- **Data rows**
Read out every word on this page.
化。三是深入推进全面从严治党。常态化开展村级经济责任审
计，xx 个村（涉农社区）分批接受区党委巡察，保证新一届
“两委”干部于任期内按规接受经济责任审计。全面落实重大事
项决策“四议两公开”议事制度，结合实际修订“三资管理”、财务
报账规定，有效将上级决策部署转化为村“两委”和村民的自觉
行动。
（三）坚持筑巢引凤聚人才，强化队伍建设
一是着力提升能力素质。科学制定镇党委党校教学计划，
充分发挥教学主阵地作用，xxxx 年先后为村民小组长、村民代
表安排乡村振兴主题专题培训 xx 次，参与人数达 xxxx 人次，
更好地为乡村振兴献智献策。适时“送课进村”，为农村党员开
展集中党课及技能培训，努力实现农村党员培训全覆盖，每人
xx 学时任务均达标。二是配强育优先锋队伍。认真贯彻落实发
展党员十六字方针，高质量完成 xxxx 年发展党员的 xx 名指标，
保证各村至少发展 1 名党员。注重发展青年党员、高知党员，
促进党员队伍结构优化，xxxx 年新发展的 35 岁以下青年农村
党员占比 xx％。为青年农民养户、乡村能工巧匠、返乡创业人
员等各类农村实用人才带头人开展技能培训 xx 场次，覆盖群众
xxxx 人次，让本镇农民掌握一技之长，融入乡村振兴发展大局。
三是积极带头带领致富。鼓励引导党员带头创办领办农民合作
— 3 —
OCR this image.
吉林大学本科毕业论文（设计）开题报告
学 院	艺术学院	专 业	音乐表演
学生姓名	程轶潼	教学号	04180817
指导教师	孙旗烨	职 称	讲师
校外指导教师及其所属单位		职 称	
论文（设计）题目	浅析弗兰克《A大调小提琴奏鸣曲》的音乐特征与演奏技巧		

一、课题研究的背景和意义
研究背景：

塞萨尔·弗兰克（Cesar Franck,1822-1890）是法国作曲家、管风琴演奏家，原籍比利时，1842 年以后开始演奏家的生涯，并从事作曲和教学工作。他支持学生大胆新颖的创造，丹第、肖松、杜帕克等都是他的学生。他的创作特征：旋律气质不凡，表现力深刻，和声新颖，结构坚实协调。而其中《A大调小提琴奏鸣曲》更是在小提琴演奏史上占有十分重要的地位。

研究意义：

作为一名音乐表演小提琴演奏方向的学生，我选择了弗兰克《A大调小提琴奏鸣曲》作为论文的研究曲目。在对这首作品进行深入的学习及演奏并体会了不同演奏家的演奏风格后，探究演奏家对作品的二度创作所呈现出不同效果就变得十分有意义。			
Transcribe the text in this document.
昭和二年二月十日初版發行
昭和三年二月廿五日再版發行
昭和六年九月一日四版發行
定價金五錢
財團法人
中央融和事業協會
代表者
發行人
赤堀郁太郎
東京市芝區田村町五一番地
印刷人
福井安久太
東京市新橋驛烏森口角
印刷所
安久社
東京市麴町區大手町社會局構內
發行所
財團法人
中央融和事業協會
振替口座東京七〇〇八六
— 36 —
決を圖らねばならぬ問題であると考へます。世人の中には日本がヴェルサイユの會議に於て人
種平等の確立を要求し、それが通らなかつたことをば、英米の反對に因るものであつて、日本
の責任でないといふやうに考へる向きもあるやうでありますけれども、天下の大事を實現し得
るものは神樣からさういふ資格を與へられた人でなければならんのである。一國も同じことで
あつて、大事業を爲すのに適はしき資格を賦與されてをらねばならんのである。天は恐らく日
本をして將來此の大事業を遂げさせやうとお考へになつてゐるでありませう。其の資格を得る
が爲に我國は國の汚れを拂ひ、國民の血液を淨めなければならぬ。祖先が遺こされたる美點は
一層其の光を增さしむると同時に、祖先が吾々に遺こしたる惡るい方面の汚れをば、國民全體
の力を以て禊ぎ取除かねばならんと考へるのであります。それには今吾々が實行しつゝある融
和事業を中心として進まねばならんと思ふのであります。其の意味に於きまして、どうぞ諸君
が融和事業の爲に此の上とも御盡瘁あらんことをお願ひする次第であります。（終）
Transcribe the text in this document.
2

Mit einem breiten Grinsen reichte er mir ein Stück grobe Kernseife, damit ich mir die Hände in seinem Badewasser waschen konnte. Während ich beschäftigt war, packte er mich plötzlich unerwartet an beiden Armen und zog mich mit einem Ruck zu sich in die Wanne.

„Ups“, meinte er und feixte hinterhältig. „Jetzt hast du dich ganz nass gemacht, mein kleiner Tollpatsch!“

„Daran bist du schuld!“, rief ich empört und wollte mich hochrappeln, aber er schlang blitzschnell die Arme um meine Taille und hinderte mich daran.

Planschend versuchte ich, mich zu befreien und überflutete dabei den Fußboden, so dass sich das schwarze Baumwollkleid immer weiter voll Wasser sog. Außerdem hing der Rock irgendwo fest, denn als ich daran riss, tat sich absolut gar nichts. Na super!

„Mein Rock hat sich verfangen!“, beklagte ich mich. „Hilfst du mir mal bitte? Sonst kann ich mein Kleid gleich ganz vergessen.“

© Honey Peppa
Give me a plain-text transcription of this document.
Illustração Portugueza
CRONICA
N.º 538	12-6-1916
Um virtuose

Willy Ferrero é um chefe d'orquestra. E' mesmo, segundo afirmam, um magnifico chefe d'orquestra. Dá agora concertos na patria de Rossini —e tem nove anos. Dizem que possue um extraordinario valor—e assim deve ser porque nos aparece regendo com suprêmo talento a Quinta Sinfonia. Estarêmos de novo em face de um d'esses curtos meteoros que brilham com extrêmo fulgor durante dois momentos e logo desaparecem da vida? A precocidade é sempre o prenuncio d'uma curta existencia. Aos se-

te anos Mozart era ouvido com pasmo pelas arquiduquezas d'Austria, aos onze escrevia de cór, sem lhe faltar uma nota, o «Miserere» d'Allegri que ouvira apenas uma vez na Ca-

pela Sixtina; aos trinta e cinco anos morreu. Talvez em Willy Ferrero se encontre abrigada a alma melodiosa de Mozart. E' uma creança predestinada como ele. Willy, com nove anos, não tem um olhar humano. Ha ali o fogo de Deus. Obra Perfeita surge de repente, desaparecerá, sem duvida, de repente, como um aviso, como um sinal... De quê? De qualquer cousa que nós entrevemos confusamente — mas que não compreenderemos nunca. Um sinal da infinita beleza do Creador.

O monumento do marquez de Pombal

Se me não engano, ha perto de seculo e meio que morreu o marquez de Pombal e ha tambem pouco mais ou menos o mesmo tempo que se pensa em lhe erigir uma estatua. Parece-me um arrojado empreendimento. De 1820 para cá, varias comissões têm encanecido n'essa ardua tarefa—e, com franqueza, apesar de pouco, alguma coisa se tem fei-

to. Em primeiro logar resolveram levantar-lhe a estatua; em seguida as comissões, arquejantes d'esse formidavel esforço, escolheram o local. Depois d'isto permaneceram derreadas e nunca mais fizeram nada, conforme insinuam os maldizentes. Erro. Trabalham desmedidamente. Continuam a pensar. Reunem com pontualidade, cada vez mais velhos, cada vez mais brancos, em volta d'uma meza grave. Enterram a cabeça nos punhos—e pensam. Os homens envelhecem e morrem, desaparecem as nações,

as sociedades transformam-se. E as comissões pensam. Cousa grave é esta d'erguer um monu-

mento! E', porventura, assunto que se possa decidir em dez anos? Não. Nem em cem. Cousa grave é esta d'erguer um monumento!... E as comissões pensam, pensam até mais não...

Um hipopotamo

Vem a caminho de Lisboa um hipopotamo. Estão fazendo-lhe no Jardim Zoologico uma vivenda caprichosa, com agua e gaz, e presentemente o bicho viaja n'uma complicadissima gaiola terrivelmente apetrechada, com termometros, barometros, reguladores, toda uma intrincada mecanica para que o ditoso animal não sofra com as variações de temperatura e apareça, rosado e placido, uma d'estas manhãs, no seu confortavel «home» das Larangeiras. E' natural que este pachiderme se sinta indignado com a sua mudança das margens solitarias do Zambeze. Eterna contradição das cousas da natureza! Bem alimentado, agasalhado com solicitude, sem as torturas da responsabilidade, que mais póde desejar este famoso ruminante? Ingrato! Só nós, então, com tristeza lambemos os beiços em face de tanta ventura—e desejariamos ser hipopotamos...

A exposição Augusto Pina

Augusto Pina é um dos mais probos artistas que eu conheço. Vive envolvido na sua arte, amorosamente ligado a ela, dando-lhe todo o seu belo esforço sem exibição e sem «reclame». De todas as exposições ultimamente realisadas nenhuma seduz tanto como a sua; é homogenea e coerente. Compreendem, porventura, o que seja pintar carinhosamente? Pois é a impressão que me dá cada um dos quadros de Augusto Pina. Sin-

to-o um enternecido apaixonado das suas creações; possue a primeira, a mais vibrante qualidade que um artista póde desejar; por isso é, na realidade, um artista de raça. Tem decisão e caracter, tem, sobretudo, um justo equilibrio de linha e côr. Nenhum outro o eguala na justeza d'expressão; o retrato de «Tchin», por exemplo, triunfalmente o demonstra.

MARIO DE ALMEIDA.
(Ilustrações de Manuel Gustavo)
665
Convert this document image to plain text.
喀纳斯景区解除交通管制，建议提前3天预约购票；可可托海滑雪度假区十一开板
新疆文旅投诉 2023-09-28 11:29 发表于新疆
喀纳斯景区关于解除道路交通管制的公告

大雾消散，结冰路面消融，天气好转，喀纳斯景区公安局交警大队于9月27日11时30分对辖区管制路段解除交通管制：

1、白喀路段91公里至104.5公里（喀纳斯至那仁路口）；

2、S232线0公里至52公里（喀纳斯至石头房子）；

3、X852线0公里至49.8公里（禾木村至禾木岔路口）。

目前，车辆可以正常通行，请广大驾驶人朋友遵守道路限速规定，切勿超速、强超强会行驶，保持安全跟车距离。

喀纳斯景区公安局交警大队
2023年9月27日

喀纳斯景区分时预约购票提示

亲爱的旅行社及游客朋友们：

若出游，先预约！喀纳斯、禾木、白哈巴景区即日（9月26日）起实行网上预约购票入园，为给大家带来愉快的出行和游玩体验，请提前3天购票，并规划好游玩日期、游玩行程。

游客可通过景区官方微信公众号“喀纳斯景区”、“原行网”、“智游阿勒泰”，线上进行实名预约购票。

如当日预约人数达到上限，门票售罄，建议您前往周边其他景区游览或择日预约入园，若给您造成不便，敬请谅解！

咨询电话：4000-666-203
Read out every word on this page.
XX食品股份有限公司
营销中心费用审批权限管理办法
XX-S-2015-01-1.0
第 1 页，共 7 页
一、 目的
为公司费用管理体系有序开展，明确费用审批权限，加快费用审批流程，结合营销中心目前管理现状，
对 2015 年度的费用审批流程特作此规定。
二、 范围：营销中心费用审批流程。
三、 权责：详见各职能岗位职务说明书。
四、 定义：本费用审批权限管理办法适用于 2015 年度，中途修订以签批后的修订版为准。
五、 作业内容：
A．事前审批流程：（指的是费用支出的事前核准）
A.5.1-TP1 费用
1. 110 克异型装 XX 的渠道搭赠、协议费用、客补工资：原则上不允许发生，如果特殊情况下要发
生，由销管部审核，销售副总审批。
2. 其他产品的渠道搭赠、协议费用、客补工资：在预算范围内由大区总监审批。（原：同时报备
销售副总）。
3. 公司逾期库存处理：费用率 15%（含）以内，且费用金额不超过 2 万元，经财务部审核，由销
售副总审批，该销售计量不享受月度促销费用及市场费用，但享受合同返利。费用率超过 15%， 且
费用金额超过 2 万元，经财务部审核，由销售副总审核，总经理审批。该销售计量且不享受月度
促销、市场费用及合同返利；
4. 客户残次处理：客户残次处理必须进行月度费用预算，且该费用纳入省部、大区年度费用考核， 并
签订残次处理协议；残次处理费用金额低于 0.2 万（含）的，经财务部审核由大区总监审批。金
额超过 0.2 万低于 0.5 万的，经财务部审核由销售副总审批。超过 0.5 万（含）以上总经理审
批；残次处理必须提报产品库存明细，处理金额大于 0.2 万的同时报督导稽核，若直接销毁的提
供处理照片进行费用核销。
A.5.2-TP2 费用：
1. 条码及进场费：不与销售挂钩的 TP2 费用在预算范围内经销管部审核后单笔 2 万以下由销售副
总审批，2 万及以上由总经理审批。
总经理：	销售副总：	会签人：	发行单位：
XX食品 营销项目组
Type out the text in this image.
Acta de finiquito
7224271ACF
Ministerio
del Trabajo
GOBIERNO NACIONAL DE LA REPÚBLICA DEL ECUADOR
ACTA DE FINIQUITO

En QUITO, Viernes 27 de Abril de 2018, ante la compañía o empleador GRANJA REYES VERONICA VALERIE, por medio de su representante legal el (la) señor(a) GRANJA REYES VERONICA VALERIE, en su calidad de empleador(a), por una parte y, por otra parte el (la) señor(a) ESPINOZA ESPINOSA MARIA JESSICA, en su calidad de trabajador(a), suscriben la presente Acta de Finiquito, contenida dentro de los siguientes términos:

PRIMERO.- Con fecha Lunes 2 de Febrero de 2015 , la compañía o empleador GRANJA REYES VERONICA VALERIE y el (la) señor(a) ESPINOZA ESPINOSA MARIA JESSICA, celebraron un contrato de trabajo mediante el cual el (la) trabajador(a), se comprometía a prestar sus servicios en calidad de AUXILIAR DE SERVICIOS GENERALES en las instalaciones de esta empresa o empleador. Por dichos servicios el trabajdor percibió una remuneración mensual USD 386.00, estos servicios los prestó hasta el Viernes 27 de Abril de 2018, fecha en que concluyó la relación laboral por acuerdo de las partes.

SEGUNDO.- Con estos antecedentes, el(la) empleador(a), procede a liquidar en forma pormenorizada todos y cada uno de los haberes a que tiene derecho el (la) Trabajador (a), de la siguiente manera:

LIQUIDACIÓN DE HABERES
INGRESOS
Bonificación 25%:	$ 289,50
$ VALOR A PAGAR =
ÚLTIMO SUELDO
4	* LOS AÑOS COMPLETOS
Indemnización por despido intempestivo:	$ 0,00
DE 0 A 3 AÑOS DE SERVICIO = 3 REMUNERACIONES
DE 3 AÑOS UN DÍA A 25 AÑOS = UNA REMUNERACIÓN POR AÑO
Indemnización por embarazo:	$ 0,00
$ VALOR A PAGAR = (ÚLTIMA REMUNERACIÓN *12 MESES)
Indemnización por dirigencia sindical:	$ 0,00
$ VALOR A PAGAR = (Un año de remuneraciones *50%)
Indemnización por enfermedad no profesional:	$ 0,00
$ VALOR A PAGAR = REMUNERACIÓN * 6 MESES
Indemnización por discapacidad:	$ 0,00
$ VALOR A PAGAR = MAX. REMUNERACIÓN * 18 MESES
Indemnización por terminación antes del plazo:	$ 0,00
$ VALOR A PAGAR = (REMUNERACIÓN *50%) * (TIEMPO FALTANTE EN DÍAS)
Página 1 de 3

- **The task**
Select all lines in the listing that include the word "Viernes".

- **Solution to this task**
En QUITO, Viernes 27 de Abril de 2018, ante la compañía o empleador GRANJA REYES VERONICA VALERIE, por medio de su representante legal el (la) señor(a) GRANJA REYES VERONICA VALERIE, en su calidad de empleador(a), por una parte y, por otra parte el (la) señor(a) ESPINOZA ESPINOSA MARIA JESSICA, en su calidad de trabajador(a), suscriben la presente Acta de Finiquito, contenida dentro de los siguientes términos:
PRIMERO.- Con fecha Lunes 2 de Febrero de 2015 , la compañía o empleador GRANJA REYES VERONICA VALERIE y el (la) señor(a) ESPINOZA ESPINOSA MARIA JESSICA, celebraron un contrato de trabajo mediante el cual el (la) trabajador(a), se comprometía a prestar sus servicios en calidad de AUXILIAR DE SERVICIOS GENERALES en las instalaciones de esta empresa o empleador. Por dichos servicios el trabajdor percibió una remuneración mensual USD 386.00, estos servicios los prestó hasta el Viernes 27 de Abril de 2018, fecha en que concluyó la relación laboral por acuerdo de las partes.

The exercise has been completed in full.